Output each line of the material exactly as it stands.

■ EXTRACTED ENTRIES ■

■ ■ ■

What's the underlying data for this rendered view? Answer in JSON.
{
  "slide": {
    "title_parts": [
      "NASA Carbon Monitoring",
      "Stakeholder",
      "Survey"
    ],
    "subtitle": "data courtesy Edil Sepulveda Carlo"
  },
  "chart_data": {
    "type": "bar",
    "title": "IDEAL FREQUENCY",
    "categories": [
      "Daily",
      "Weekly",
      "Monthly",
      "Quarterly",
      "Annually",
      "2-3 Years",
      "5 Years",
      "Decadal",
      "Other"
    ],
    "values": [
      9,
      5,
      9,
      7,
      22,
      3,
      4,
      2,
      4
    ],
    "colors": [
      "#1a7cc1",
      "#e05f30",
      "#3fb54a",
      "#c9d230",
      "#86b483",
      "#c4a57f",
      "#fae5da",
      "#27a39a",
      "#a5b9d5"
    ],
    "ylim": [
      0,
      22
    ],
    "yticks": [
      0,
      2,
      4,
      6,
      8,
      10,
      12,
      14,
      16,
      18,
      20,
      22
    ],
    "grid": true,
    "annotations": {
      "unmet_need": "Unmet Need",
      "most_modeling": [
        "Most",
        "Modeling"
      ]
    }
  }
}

■ ■ ■

■ RESULT FOR THIS EXERCISE ■
What's the underlying data for this rendered view? Answer in JSON.
{
  "slide": {
    "title_parts": [
      "NASA Carbon Monitoring",
      "Stakeholder",
      "Survey"
    ],
    "subtitle": "data courtesy Edil Sepulveda Carlo"
  },
  "chart_data": {
    "type": "bar",
    "title": "IDEAL FREQUENCY",
    "categories": [
      "Daily",
      "Weekly",
      "Monthly",
      "Quarterly",
      "Annually",
      "2-3 Years",
      "5 Years",
      "Decadal",
      "Other"
    ],
    "values": [
      9,
      5,
      9,
      7,
      22,
      3,
      4,
      2,
      4
    ],
    "colors": [
      "#1a7cc1",
      "#e05f30",
      "#3fb54a",
      "#c9d230",
      "#86b483",
      "#c4a57f",
      "#fae5da",
      "#27a39a",
      "#a5b9d5"
    ],
    "ylim": [
      0,
      22
    ],
    "yticks": [
      0,
      2,
      4,
      6,
      8,
      10,
      12,
      14,
      16,
      18,
      20,
      22
    ],
    "grid": true,
    "annotations": {
      "unmet_need": "Unmet Need",
      "most_modeling": [
        "Most",
        "Modeling"
      ]
    }
  }
}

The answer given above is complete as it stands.